Records contained in a dataset
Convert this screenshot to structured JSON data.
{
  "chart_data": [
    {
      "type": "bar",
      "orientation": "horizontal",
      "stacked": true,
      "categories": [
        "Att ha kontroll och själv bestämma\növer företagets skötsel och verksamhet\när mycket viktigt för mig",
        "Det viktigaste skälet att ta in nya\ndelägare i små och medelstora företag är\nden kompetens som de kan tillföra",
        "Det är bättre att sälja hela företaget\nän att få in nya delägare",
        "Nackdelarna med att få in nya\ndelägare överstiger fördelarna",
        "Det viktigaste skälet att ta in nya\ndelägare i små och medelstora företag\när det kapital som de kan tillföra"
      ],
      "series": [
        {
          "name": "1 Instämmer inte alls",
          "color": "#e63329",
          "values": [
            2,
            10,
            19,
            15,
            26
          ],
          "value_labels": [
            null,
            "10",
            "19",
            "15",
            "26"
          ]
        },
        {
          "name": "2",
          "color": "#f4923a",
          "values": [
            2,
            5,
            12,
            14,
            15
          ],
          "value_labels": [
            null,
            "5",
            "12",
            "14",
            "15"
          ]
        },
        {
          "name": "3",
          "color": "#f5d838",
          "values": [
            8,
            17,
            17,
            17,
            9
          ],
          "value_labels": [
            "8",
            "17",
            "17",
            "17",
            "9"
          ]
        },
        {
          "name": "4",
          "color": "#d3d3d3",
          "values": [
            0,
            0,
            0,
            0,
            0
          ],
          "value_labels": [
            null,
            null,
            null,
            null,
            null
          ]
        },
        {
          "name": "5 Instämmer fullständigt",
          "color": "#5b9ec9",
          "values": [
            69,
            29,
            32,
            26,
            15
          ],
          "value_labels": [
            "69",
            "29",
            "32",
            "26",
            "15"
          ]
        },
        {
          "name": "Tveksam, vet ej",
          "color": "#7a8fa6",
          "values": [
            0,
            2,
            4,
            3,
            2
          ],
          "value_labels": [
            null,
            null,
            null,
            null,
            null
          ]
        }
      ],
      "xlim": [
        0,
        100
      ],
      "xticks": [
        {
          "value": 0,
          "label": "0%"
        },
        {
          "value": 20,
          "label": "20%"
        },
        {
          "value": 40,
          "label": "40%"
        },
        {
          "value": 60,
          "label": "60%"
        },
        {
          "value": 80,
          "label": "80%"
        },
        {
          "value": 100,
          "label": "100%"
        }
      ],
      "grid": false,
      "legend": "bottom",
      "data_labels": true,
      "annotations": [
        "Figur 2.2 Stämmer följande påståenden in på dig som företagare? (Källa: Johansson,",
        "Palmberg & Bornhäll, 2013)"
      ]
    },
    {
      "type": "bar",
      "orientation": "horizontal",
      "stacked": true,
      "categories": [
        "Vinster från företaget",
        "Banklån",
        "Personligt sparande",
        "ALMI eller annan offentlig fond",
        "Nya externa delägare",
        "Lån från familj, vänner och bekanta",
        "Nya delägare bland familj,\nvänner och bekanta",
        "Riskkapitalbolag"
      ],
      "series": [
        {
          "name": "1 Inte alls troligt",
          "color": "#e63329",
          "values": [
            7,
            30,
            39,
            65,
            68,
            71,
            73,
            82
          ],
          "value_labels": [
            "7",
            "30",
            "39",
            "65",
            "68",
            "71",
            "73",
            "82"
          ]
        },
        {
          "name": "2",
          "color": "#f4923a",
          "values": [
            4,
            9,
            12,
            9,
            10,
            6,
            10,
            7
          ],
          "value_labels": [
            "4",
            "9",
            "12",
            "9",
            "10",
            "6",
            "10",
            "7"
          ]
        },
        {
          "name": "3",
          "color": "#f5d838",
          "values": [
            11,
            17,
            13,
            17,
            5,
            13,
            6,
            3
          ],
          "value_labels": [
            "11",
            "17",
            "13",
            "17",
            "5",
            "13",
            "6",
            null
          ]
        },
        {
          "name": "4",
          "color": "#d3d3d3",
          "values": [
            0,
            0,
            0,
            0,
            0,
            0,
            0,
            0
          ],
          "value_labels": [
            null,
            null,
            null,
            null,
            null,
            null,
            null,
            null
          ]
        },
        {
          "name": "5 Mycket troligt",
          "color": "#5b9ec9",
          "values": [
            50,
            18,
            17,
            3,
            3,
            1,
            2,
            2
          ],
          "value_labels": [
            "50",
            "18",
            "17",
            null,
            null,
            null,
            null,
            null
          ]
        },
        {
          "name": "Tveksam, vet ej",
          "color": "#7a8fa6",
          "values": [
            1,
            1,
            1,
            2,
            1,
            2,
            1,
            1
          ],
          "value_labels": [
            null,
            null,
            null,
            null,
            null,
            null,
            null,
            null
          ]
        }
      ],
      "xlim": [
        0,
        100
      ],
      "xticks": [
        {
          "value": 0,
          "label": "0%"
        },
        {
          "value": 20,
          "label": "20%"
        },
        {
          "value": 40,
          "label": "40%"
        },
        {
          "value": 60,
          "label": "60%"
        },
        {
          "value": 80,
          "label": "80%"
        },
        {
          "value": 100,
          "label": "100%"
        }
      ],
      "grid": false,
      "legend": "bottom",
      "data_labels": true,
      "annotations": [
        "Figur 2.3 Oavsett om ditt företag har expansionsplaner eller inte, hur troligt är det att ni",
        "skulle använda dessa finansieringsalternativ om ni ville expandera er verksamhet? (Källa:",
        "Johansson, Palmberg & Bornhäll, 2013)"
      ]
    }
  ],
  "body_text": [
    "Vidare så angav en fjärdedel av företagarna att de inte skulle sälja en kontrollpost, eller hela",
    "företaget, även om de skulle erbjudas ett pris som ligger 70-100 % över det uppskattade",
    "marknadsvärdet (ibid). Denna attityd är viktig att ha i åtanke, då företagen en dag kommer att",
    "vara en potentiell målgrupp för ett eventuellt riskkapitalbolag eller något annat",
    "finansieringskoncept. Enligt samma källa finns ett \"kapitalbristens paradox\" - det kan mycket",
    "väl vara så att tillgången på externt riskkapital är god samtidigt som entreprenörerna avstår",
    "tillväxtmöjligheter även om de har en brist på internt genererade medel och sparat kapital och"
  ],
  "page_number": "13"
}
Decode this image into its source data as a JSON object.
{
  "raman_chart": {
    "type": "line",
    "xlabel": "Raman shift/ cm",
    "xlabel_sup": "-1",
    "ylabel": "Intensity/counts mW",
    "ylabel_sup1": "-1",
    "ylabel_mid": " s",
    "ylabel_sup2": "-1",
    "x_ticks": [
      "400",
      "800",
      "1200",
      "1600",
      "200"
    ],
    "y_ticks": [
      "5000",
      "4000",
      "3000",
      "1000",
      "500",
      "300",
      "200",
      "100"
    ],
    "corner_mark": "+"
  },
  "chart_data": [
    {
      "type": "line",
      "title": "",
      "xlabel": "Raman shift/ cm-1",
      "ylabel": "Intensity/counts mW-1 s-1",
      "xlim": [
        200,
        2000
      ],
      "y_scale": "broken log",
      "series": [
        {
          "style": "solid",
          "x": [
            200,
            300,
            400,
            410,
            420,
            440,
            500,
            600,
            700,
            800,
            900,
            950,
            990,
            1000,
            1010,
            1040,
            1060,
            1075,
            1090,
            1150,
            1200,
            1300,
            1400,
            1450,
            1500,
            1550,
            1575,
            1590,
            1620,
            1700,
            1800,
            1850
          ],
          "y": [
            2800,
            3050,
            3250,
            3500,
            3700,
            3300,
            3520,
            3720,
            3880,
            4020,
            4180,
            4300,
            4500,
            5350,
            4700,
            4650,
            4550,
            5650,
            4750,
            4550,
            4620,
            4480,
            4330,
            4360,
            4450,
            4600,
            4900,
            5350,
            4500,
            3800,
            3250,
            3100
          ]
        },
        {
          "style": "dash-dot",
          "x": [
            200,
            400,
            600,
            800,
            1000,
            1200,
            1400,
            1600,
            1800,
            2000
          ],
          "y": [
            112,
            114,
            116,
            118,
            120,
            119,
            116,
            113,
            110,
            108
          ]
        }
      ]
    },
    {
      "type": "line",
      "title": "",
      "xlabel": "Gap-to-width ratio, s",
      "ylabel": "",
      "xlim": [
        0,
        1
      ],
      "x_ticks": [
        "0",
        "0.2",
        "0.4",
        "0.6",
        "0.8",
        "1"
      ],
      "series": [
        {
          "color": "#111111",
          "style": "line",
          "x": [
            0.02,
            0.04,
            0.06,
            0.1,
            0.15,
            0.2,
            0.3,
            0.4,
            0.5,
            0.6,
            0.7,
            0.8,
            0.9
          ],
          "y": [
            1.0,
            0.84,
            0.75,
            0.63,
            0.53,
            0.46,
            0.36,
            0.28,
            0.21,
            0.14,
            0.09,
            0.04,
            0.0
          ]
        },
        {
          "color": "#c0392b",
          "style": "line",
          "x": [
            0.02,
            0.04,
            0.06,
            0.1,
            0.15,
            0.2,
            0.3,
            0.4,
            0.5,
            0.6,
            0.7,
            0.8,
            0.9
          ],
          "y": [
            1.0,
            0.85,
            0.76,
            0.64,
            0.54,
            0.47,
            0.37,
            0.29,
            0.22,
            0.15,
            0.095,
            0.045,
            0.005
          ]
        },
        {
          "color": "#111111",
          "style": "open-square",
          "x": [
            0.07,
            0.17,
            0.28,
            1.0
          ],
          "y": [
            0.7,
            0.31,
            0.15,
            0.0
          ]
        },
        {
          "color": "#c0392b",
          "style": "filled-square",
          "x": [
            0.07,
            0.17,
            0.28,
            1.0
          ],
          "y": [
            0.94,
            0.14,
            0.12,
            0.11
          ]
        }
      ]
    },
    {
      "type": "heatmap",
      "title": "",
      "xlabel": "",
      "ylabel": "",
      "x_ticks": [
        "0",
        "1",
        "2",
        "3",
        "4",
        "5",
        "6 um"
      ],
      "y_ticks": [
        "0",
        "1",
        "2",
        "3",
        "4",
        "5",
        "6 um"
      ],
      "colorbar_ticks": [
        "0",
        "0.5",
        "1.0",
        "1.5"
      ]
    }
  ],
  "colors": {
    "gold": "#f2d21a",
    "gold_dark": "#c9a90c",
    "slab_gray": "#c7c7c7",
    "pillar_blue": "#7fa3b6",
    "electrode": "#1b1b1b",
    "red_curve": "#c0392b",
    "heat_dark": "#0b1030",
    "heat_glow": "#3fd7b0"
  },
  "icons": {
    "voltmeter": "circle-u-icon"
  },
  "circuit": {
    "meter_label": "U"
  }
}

The problem: Find every line holding the word "Bornhäll"; give their count and nothing else.

Solution for this task: 2